◆ DATA LISTING:
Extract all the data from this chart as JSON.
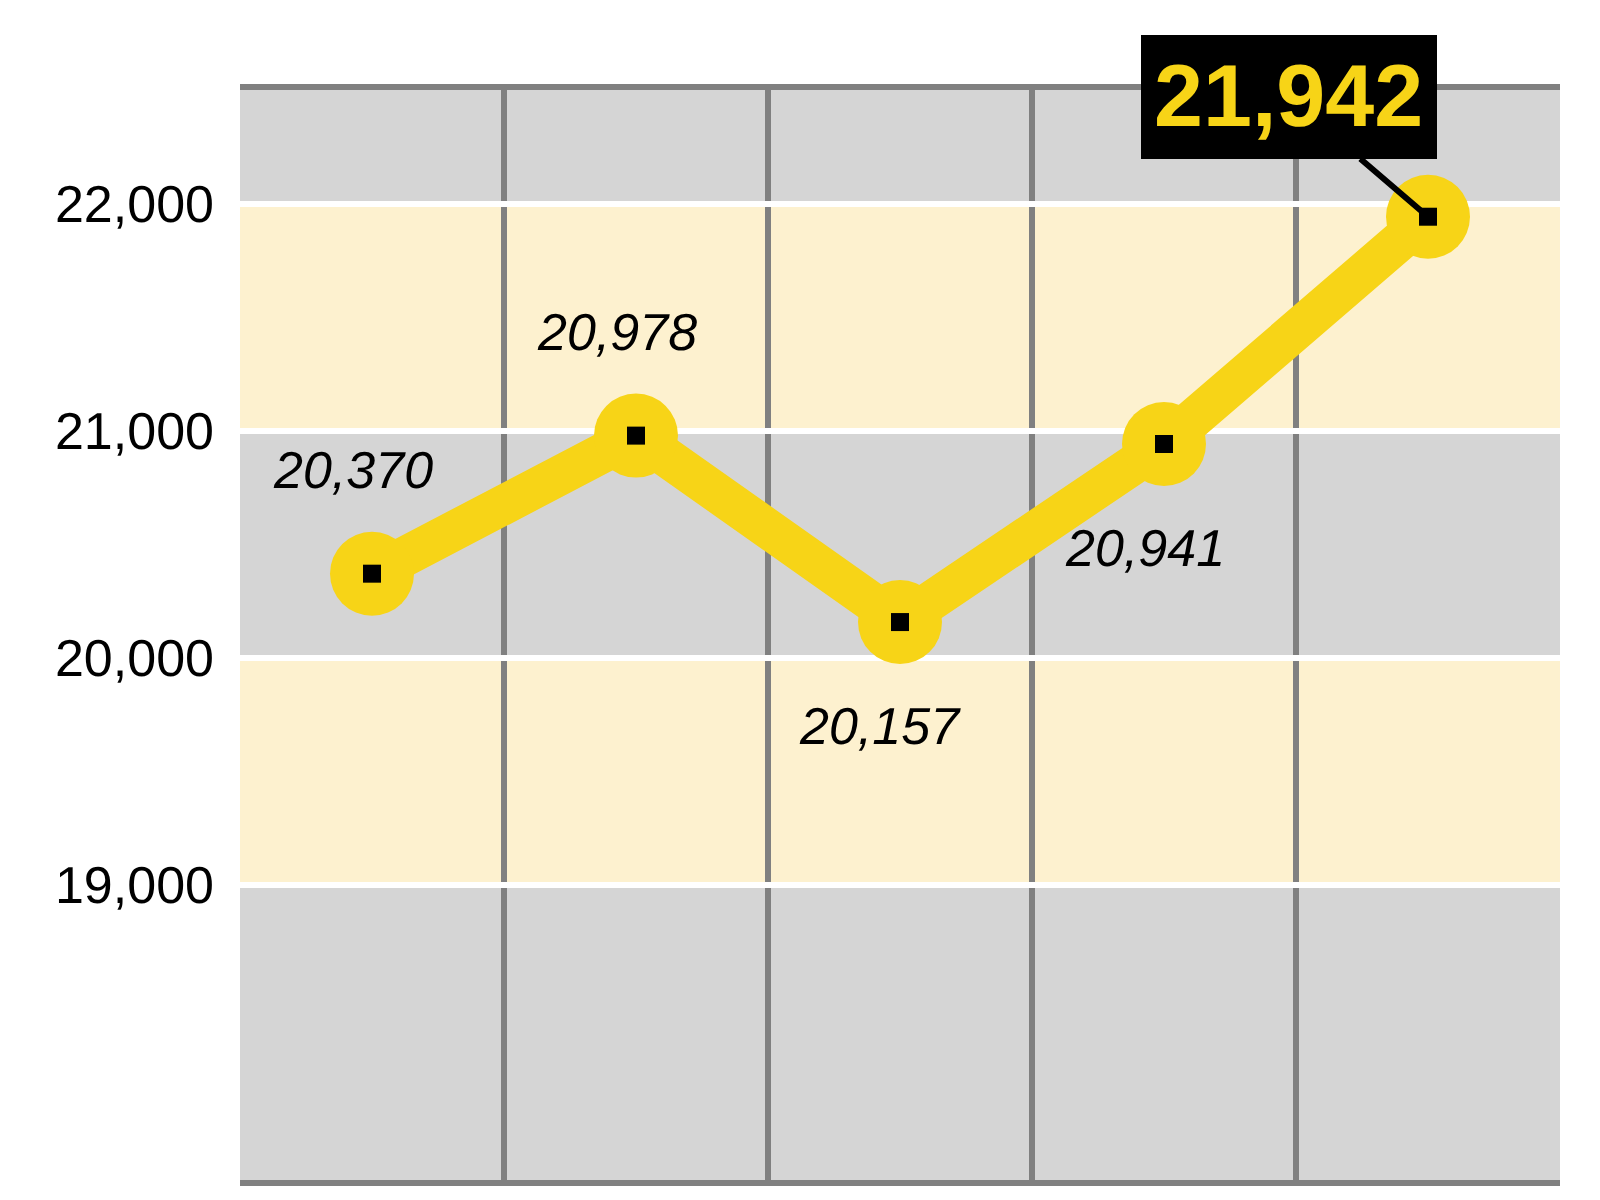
{
  "chart_data": {
    "type": "line",
    "categories": [
      null,
      null,
      null,
      null,
      null
    ],
    "series": [
      {
        "color": "#f7d417",
        "values": [
          20370,
          20978,
          20157,
          20941,
          21942
        ],
        "value_labels": [
          "20,370",
          "20,978",
          "20,157",
          "20,941",
          "21,942"
        ]
      }
    ],
    "ylim": [
      17700,
      22500
    ],
    "yticks": [
      {
        "value": 19000,
        "label": "19,000"
      },
      {
        "value": 20000,
        "label": "20,000"
      },
      {
        "value": 21000,
        "label": "21,000"
      },
      {
        "value": 22000,
        "label": "22,000"
      }
    ],
    "bands": [
      {
        "axis": "y",
        "from": 19000,
        "to": 20000,
        "color": "#fdf1cf"
      },
      {
        "axis": "y",
        "from": 21000,
        "to": 22000,
        "color": "#fdf1cf"
      }
    ],
    "grid": true,
    "marker": "circle",
    "line_style": "solid"
  }
}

◆ AIM OF THE TASK:
Count how many lines above carry the word "from". Only the number is required.

◆ CORRECT OUTPUT:
3